[Problem requirements]:
Pick out every line that holds the string "plus" and copy it.

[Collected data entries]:
- - - - - - -

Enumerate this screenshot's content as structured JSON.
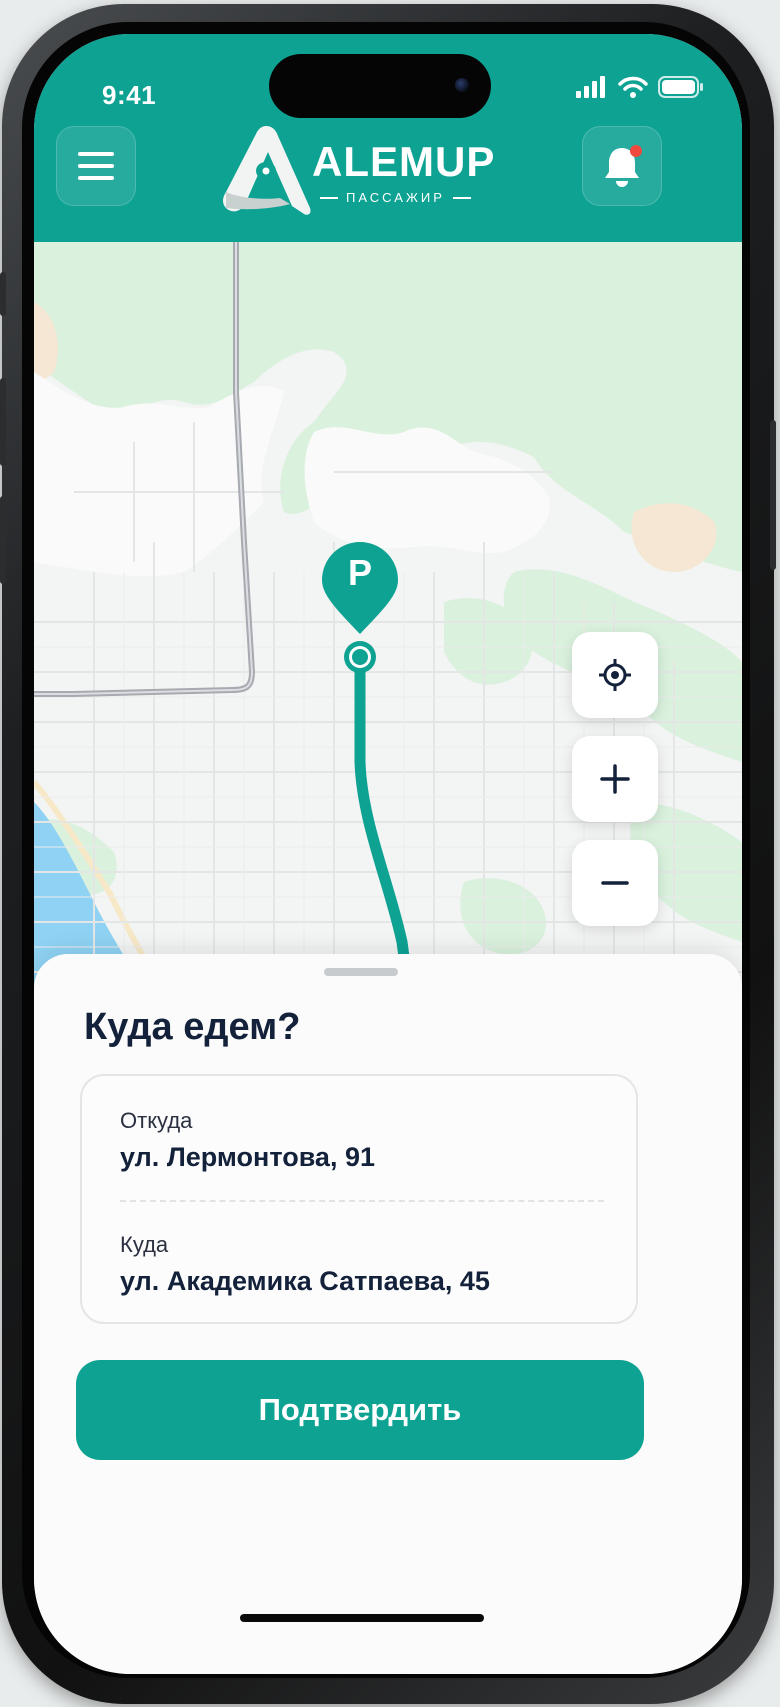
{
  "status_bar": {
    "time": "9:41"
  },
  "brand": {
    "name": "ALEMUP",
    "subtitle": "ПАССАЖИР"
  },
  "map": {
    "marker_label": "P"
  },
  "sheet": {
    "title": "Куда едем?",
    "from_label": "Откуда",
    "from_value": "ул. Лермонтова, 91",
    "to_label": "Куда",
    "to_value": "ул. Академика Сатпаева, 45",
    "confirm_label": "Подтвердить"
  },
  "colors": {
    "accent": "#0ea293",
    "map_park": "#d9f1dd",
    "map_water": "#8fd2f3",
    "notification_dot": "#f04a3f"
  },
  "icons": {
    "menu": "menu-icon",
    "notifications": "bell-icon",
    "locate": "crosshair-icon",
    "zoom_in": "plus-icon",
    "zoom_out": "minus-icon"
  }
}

- - - - - - -

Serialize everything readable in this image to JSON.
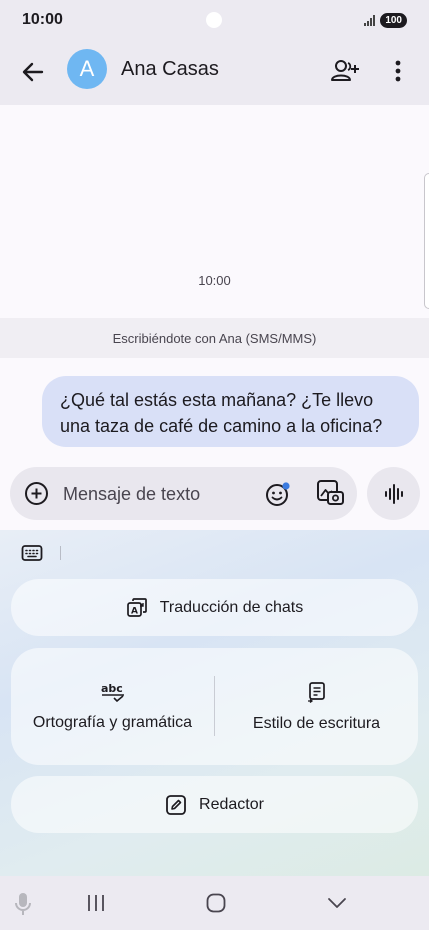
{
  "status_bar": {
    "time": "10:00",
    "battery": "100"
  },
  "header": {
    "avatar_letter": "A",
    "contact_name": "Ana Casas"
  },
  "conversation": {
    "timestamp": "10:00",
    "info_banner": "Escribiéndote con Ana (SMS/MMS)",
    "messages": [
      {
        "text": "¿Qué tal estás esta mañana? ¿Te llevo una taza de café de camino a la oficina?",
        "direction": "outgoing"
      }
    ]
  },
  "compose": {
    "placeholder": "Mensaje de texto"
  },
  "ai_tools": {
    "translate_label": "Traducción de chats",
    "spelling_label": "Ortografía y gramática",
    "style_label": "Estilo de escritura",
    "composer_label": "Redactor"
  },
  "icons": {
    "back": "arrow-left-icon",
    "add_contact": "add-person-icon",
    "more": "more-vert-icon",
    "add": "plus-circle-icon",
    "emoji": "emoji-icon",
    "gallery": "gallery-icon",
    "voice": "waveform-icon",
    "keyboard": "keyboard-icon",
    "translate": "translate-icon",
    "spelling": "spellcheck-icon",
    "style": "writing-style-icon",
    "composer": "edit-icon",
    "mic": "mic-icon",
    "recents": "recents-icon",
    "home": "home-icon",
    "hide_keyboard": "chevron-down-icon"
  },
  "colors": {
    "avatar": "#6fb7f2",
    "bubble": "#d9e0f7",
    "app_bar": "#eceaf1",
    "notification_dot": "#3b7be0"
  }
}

- - - - - - -

[Written response]:
    "zoom_in": "plus-icon",
    "add": "plus-circle-icon",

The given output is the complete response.